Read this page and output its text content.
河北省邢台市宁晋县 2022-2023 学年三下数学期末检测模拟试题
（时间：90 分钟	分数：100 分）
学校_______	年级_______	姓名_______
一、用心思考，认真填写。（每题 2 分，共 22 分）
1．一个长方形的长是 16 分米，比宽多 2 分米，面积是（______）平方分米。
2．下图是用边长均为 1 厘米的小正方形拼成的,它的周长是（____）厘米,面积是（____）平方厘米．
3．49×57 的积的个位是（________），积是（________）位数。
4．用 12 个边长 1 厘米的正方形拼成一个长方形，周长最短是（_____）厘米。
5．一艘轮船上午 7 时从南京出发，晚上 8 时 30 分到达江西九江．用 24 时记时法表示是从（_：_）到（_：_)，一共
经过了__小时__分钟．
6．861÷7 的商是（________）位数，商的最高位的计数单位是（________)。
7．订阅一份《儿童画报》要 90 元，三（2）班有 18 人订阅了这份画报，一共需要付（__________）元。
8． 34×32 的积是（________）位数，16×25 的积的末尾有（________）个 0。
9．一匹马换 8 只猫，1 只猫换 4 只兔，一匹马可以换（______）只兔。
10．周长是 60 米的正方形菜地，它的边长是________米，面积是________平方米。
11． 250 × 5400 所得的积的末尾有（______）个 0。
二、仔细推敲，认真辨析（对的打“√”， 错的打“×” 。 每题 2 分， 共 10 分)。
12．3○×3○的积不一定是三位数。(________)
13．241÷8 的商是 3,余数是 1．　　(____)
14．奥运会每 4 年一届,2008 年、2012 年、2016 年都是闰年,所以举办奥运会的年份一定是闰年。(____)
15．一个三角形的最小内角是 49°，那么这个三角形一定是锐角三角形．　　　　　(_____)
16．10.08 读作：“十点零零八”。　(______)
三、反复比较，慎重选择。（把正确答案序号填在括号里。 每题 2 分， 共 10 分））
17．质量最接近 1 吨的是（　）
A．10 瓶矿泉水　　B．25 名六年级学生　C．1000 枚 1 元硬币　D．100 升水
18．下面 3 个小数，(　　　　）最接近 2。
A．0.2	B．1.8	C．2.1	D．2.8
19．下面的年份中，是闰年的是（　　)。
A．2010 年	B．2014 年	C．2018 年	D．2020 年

---

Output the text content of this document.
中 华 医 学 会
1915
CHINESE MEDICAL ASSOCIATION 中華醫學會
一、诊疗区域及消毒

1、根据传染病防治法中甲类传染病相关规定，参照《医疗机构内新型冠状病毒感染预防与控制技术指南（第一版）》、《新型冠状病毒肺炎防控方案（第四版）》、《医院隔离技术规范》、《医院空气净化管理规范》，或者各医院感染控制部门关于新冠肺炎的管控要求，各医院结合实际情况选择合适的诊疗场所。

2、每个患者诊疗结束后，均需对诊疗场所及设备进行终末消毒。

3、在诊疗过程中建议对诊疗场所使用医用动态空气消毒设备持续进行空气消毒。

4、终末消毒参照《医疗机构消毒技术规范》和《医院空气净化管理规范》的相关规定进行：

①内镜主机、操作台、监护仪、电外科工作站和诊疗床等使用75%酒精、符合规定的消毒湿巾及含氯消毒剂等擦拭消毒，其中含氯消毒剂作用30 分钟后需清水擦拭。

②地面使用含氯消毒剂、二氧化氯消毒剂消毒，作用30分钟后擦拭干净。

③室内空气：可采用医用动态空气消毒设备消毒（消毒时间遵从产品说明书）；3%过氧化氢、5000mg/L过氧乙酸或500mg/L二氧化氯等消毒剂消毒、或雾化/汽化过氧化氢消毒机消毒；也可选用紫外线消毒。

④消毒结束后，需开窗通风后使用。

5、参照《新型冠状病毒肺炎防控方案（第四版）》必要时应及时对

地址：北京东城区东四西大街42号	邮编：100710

...

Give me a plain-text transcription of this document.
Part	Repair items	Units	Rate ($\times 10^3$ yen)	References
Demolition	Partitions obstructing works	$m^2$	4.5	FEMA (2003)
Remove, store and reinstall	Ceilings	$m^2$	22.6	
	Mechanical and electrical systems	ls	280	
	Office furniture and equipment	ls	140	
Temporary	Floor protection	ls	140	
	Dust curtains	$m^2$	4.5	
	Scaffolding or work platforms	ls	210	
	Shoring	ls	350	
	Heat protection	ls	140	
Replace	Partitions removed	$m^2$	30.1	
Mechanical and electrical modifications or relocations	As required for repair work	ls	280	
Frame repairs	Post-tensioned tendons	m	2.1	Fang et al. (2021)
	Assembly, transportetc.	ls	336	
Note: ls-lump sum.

Exercise aim => Gather up, from the records above, each line where the word "protection" appears.

Output =>
Temporary	Floor protection	ls	140	
	Heat protection	ls	140	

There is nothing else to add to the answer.